* [REQUIRED TASK]
Change "data-label" to "value-label" in every line from the start of the records through the line containing "x-tick-label: 80% [431,323,458,336]", inclusive. Give those lines again with nothing else altered.

[Layout annotation data]
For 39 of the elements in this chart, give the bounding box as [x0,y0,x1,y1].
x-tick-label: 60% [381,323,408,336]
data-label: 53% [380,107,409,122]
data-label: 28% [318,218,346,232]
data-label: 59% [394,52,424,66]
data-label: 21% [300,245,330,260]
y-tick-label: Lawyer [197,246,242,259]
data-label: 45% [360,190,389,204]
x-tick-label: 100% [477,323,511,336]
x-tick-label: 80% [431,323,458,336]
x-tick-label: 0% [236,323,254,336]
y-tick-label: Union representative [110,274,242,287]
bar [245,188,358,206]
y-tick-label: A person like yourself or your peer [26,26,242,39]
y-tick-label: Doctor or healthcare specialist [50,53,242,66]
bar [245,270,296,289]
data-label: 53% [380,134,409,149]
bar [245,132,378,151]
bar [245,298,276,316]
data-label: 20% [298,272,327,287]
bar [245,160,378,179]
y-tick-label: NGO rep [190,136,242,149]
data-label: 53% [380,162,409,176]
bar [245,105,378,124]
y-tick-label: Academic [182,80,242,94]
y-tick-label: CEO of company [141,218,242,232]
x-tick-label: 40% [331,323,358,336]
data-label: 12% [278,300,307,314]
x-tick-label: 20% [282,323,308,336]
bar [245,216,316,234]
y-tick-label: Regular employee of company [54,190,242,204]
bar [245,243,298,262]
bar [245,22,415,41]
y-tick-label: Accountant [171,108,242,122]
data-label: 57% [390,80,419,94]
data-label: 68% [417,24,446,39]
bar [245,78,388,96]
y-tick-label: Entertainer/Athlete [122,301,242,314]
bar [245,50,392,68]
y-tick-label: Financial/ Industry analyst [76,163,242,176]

* [SOLUTION]
For 39 of the elements in this chart, give the bounding box as [x0,y0,x1,y1].
x-tick-label: 60% [381,323,408,336]
value-label: 53% [380,107,409,122]
value-label: 28% [318,218,346,232]
value-label: 59% [394,52,424,66]
value-label: 21% [300,245,330,260]
y-tick-label: Lawyer [197,246,242,259]
value-label: 45% [360,190,389,204]
x-tick-label: 100% [477,323,511,336]
x-tick-label: 80% [431,323,458,336]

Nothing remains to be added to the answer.